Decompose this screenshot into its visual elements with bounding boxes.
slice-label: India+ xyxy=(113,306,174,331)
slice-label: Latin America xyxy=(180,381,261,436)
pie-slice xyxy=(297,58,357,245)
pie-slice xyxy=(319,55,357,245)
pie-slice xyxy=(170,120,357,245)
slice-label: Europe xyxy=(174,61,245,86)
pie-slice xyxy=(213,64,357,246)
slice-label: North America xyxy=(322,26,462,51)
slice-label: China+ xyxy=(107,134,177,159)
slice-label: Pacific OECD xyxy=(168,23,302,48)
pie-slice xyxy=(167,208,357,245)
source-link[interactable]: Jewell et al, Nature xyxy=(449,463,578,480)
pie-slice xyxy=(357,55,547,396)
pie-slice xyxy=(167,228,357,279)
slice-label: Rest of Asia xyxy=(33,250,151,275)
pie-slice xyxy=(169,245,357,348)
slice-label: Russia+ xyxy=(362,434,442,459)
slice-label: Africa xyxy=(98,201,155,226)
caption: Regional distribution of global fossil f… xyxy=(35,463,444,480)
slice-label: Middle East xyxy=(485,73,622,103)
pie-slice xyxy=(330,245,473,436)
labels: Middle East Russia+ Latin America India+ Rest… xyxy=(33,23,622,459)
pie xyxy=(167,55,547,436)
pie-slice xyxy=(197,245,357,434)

- [The exercise]
Reproduce the material above verbatim, from its first line through the line containing "slice-label: China+ xyxy=(107,134,177,159)", including that line.

- [Result for this task]
Decompose this screenshot into its visual elements with bounding boxes.
slice-label: India+ xyxy=(113,306,174,331)
slice-label: Latin America xyxy=(180,381,261,436)
pie-slice xyxy=(297,58,357,245)
pie-slice xyxy=(319,55,357,245)
pie-slice xyxy=(170,120,357,245)
slice-label: Europe xyxy=(174,61,245,86)
pie-slice xyxy=(213,64,357,246)
slice-label: North America xyxy=(322,26,462,51)
slice-label: China+ xyxy=(107,134,177,159)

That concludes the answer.